Stored entries
◆ ◆ ◆
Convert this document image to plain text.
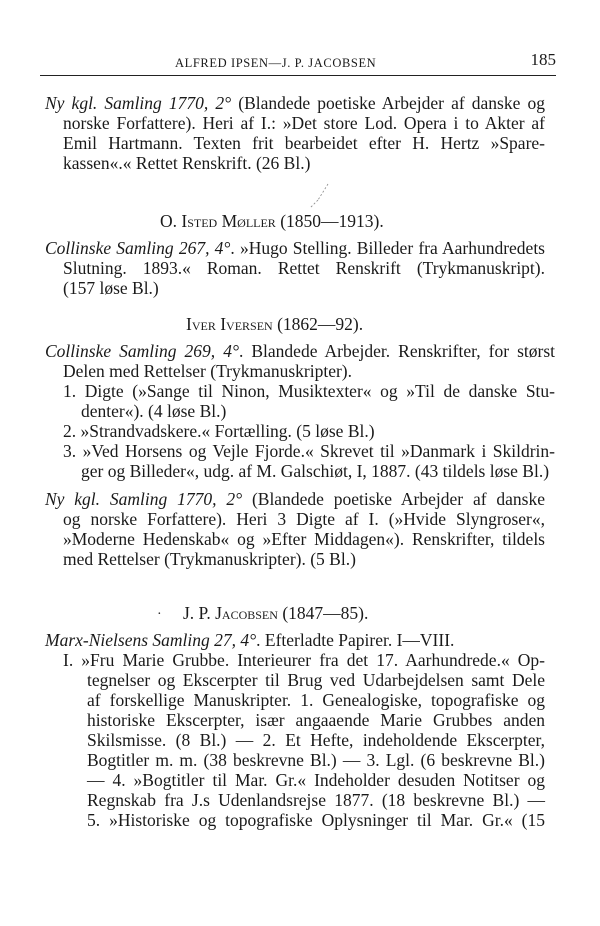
ALFRED IPSEN—J. P. JACOBSEN	185
Ny kgl. Samling 1770, 2° (Blandede poetiske Arbejder af danske og
norske Forfattere). Heri af I.: »Det store Lod. Opera i to Akter af
Emil Hartmann. Texten frit bearbeidet efter H. Hertz »Spare-
kassen«.« Rettet Renskrift. (26 Bl.)
O. Isted Møller (1850—1913).
Collinske Samling 267, 4°. »Hugo Stelling. Billeder fra Aarhundredets
Slutning. 1893.« Roman. Rettet Renskrift (Trykmanuskript).
(157 løse Bl.)
Iver Iversen (1862—92).
Collinske Samling 269, 4°. Blandede Arbejder. Renskrifter, for størst
Delen med Rettelser (Trykmanuskripter).
1. Digte (»Sange til Ninon, Musiktexter« og »Til de danske Stu-
denter«). (4 løse Bl.)
2. »Strandvadskere.« Fortælling. (5 løse Bl.)
3. »Ved Horsens og Vejle Fjorde.« Skrevet til »Danmark i Skildrin-
ger og Billeder«, udg. af M. Galschiøt, I, 1887. (43 tildels løse Bl.)
Ny kgl. Samling 1770, 2° (Blandede poetiske Arbejder af danske
og norske Forfattere). Heri 3 Digte af I. (»Hvide Slyngroser«,
»Moderne Hedenskab« og »Efter Middagen«). Renskrifter, tildels
med Rettelser (Trykmanuskripter). (5 Bl.)
· J. P. Jacobsen (1847—85).
Marx-Nielsens Samling 27, 4°. Efterladte Papirer. I—VIII.
I. »Fru Marie Grubbe. Interieurer fra det 17. Aarhundrede.« Op-
tegnelser og Ekscerpter til Brug ved Udarbejdelsen samt Dele
af forskellige Manuskripter. 1. Genealogiske, topografiske og
historiske Ekscerpter, især angaaende Marie Grubbes anden
Skilsmisse. (8 Bl.) — 2. Et Hefte, indeholdende Ekscerpter,
Bogtitler m. m. (38 beskrevne Bl.) — 3. Lgl. (6 beskrevne Bl.)
— 4. »Bogtitler til Mar. Gr.« Indeholder desuden Notitser og
Regnskab fra J.s Udenlandsrejse 1877. (18 beskrevne Bl.) —
5. »Historiske og topografiske Oplysninger til Mar. Gr.« (15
◆ ◆ ◆
▶ _Task to carry out_:
Leave the pictures out and copy the rest of the data exactly.

▶ _Completed task_:
Convert this document image to plain text.
ALFRED IPSEN—J. P. JACOBSEN	185
Ny kgl. Samling 1770, 2° (Blandede poetiske Arbejder af danske og
norske Forfattere). Heri af I.: »Det store Lod. Opera i to Akter af
Emil Hartmann. Texten frit bearbeidet efter H. Hertz »Spare-
kassen«.« Rettet Renskrift. (26 Bl.)
O. Isted Møller (1850—1913).
Collinske Samling 267, 4°. »Hugo Stelling. Billeder fra Aarhundredets
Slutning. 1893.« Roman. Rettet Renskrift (Trykmanuskript).
(157 løse Bl.)
Iver Iversen (1862—92).
Collinske Samling 269, 4°. Blandede Arbejder. Renskrifter, for størst
Delen med Rettelser (Trykmanuskripter).
1. Digte (»Sange til Ninon, Musiktexter« og »Til de danske Stu-
denter«). (4 løse Bl.)
2. »Strandvadskere.« Fortælling. (5 løse Bl.)
3. »Ved Horsens og Vejle Fjorde.« Skrevet til »Danmark i Skildrin-
ger og Billeder«, udg. af M. Galschiøt, I, 1887. (43 tildels løse Bl.)
Ny kgl. Samling 1770, 2° (Blandede poetiske Arbejder af danske
og norske Forfattere). Heri 3 Digte af I. (»Hvide Slyngroser«,
»Moderne Hedenskab« og »Efter Middagen«). Renskrifter, tildels
med Rettelser (Trykmanuskripter). (5 Bl.)
· J. P. Jacobsen (1847—85).
Marx-Nielsens Samling 27, 4°. Efterladte Papirer. I—VIII.
I. »Fru Marie Grubbe. Interieurer fra det 17. Aarhundrede.« Op-
tegnelser og Ekscerpter til Brug ved Udarbejdelsen samt Dele
af forskellige Manuskripter. 1. Genealogiske, topografiske og
historiske Ekscerpter, især angaaende Marie Grubbes anden
Skilsmisse. (8 Bl.) — 2. Et Hefte, indeholdende Ekscerpter,
Bogtitler m. m. (38 beskrevne Bl.) — 3. Lgl. (6 beskrevne Bl.)
— 4. »Bogtitler til Mar. Gr.« Indeholder desuden Notitser og
Regnskab fra J.s Udenlandsrejse 1877. (18 beskrevne Bl.) —
5. »Historiske og topografiske Oplysninger til Mar. Gr.« (15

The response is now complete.